----- Material shown

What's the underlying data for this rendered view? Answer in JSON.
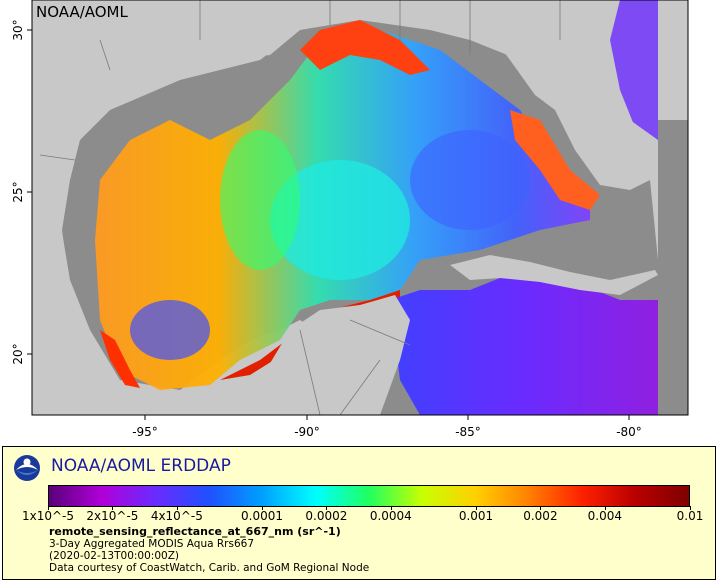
{
  "map": {
    "watermark": "NOAA/AOML",
    "lon_ticks": [
      "-95°",
      "-90°",
      "-85°",
      "-80°"
    ],
    "lat_ticks": [
      "30°",
      "25°",
      "20°"
    ],
    "colors": {
      "land": "#c8c8c8",
      "nodata": "#8c8c8c",
      "border": "#7a7a7a",
      "frame": "#000000"
    }
  },
  "legend": {
    "title": "NOAA/AOML ERDDAP",
    "colorbar_ticks": [
      "1x10^-5",
      "2x10^-5",
      "4x10^-5",
      "0.0001",
      "0.0002",
      "0.0004",
      "0.001",
      "0.002",
      "0.004",
      "0.01"
    ],
    "variable": "remote_sensing_reflectance_at_667_nm (sr^-1)",
    "dataset": "3-Day Aggregated MODIS Aqua Rrs667",
    "time": "(2020-02-13T00:00:00Z)",
    "credit": "Data courtesy of CoastWatch, Carib. and GoM Regional Node",
    "colormap": [
      "#5a007a",
      "#b000d8",
      "#6a2bff",
      "#2050ff",
      "#00a0ff",
      "#00ffff",
      "#20ff60",
      "#c8ff00",
      "#ffd000",
      "#ff8000",
      "#ff2000",
      "#b80000",
      "#800000"
    ]
  }
}
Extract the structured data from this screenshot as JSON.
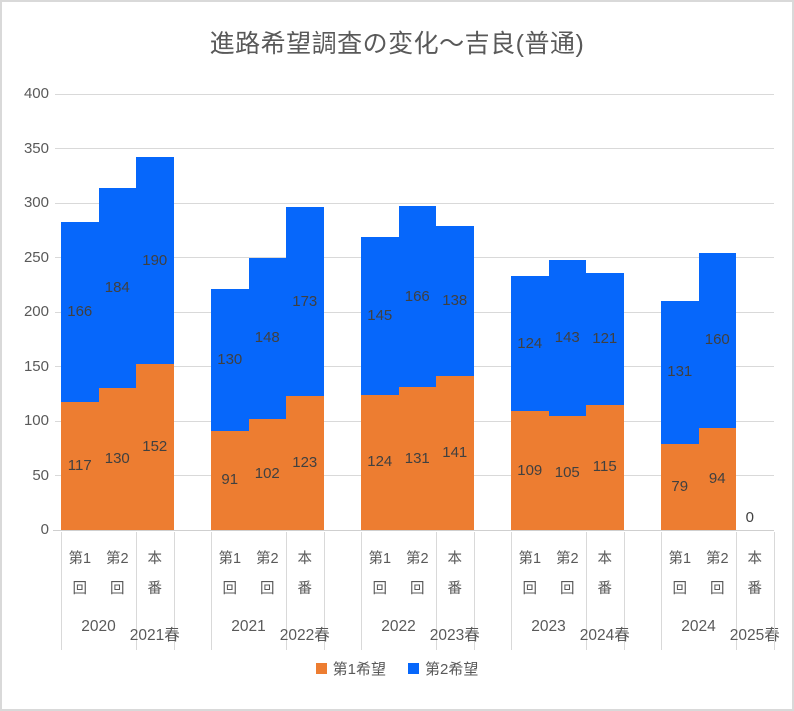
{
  "title": "進路希望調査の変化～吉良(普通)",
  "colors": {
    "series1": "#ED7D31",
    "series2": "#0667FB",
    "grid": "#D9D9D9",
    "axis_text": "#595959",
    "data_label_text": "#404040"
  },
  "legend": [
    {
      "label": "第1希望",
      "color": "#ED7D31"
    },
    {
      "label": "第2希望",
      "color": "#0667FB"
    }
  ],
  "chart_data": {
    "type": "bar",
    "stacked": true,
    "title": "進路希望調査の変化～吉良(普通)",
    "ylim": [
      0,
      400
    ],
    "y_ticks": [
      "0",
      "50",
      "100",
      "150",
      "200",
      "250",
      "300",
      "350",
      "400"
    ],
    "grid": true,
    "legend_position": "bottom",
    "series_names": [
      "第1希望",
      "第2希望"
    ],
    "slot_labels": [
      [
        "第1",
        "回"
      ],
      [
        "第2",
        "回"
      ],
      [
        "本",
        "番"
      ]
    ],
    "groups": [
      {
        "year": "2020",
        "spring": "2021春",
        "first_choice": [
          117,
          130,
          152
        ],
        "second_choice": [
          166,
          184,
          190
        ]
      },
      {
        "year": "2021",
        "spring": "2022春",
        "first_choice": [
          91,
          102,
          123
        ],
        "second_choice": [
          130,
          148,
          173
        ]
      },
      {
        "year": "2022",
        "spring": "2023春",
        "first_choice": [
          124,
          131,
          141
        ],
        "second_choice": [
          145,
          166,
          138
        ]
      },
      {
        "year": "2023",
        "spring": "2024春",
        "first_choice": [
          109,
          105,
          115
        ],
        "second_choice": [
          124,
          143,
          121
        ]
      },
      {
        "year": "2024",
        "spring": "2025春",
        "first_choice": [
          79,
          94,
          0
        ],
        "second_choice": [
          131,
          160,
          0
        ],
        "zero_label": "0"
      }
    ]
  }
}
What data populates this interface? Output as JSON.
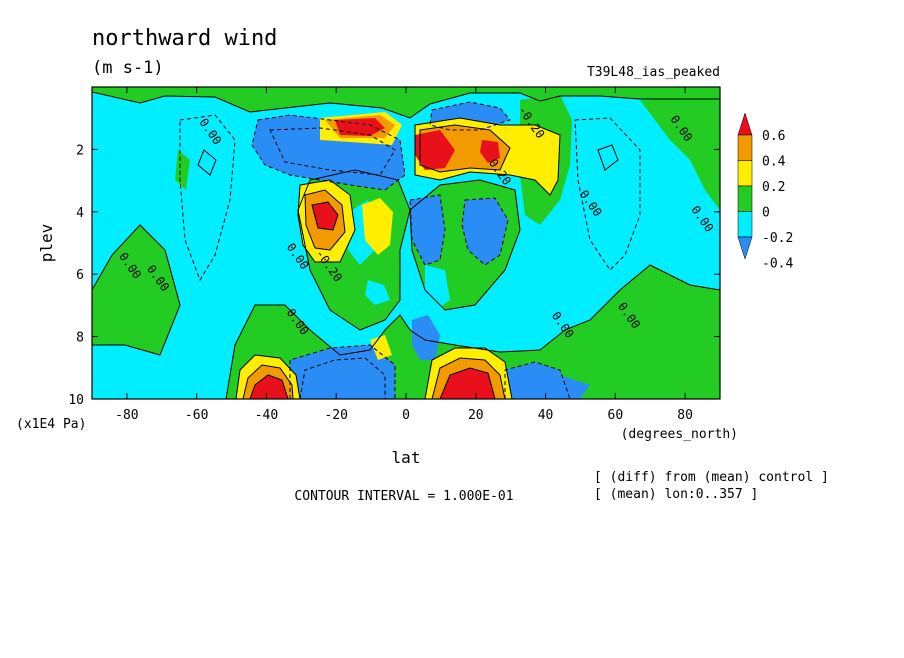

----------

**Work to do**
Skip the pictures and transcribe the rest of the records exactly.

**Full output**
What's the underlying data for this rendered view? Answer in JSON.
{
  "map": {
    "watermark": "NOAA/AOML",
    "lon_ticks": [
      "-95°",
      "-90°",
      "-85°",
      "-80°"
    ],
    "lat_ticks": [
      "30°",
      "25°",
      "20°"
    ],
    "colors": {
      "land": "#c8c8c8",
      "nodata": "#8c8c8c",
      "border": "#7a7a7a",
      "frame": "#000000"
    }
  },
  "legend": {
    "title": "NOAA/AOML ERDDAP",
    "colorbar_ticks": [
      "1x10^-5",
      "2x10^-5",
      "4x10^-5",
      "0.0001",
      "0.0002",
      "0.0004",
      "0.001",
      "0.002",
      "0.004",
      "0.01"
    ],
    "variable": "remote_sensing_reflectance_at_667_nm (sr^-1)",
    "dataset": "3-Day Aggregated MODIS Aqua Rrs667",
    "time": "(2020-02-13T00:00:00Z)",
    "credit": "Data courtesy of CoastWatch, Carib. and GoM Regional Node",
    "colormap": [
      "#5a007a",
      "#b000d8",
      "#6a2bff",
      "#2050ff",
      "#00a0ff",
      "#00ffff",
      "#20ff60",
      "#c8ff00",
      "#ffd000",
      "#ff8000",
      "#ff2000",
      "#b80000",
      "#800000"
    ]
  }
}
Extract the structured data from this screenshot as JSON.
{
  "title": "進路希望調査の変化～吉良(普通)",
  "colors": {
    "series1": "#ED7D31",
    "series2": "#0667FB",
    "grid": "#D9D9D9",
    "axis_text": "#595959",
    "data_label_text": "#404040"
  },
  "legend": [
    {
      "label": "第1希望",
      "color": "#ED7D31"
    },
    {
      "label": "第2希望",
      "color": "#0667FB"
    }
  ],
  "chart_data": {
    "type": "bar",
    "stacked": true,
    "title": "進路希望調査の変化～吉良(普通)",
    "ylim": [
      0,
      400
    ],
    "y_ticks": [
      "0",
      "50",
      "100",
      "150",
      "200",
      "250",
      "300",
      "350",
      "400"
    ],
    "grid": true,
    "legend_position": "bottom",
    "series_names": [
      "第1希望",
      "第2希望"
    ],
    "slot_labels": [
      [
        "第1",
        "回"
      ],
      [
        "第2",
        "回"
      ],
      [
        "本",
        "番"
      ]
    ],
    "groups": [
      {
        "year": "2020",
        "spring": "2021春",
        "first_choice": [
          117,
          130,
          152
        ],
        "second_choice": [
          166,
          184,
          190
        ]
      },
      {
        "year": "2021",
        "spring": "2022春",
        "first_choice": [
          91,
          102,
          123
        ],
        "second_choice": [
          130,
          148,
          173
        ]
      },
      {
        "year": "2022",
        "spring": "2023春",
        "first_choice": [
          124,
          131,
          141
        ],
        "second_choice": [
          145,
          166,
          138
        ]
      },
      {
        "year": "2023",
        "spring": "2024春",
        "first_choice": [
          109,
          105,
          115
        ],
        "second_choice": [
          124,
          143,
          121
        ]
      },
      {
        "year": "2024",
        "spring": "2025春",
        "first_choice": [
          79,
          94,
          0
        ],
        "second_choice": [
          131,
          160,
          0
        ],
        "zero_label": "0"
      }
    ]
  }
}
What data populates this interface? Output as JSON.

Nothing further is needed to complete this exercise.